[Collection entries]

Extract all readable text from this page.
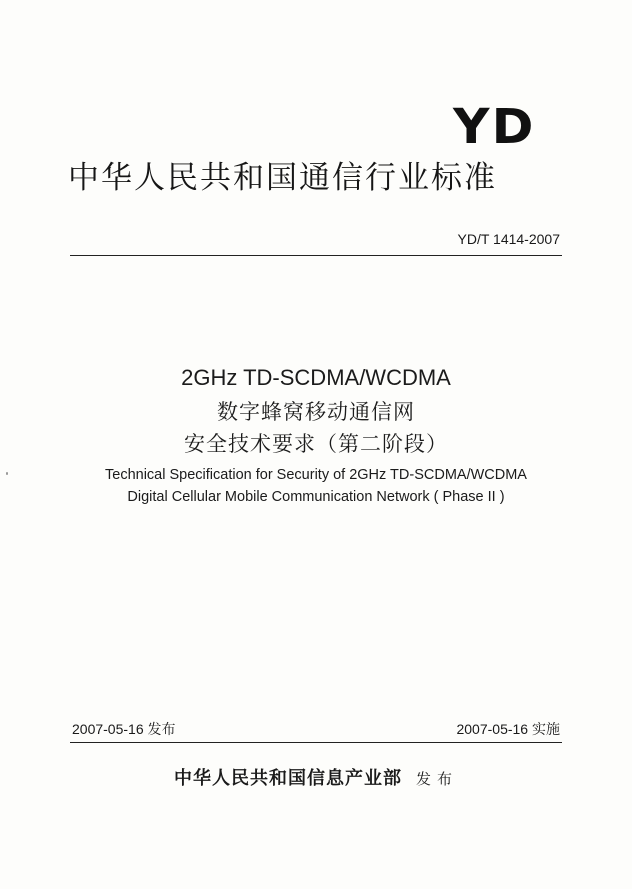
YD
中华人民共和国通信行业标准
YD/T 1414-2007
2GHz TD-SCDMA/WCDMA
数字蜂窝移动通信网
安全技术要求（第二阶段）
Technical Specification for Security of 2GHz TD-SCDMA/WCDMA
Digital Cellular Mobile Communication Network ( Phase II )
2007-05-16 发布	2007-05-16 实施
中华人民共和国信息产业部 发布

Set task -> Copy every line that includes the string "WCDMA" from the material above.

Output for this exercise ->
2GHz TD-SCDMA/WCDMA
Technical Specification for Security of 2GHz TD-SCDMA/WCDMA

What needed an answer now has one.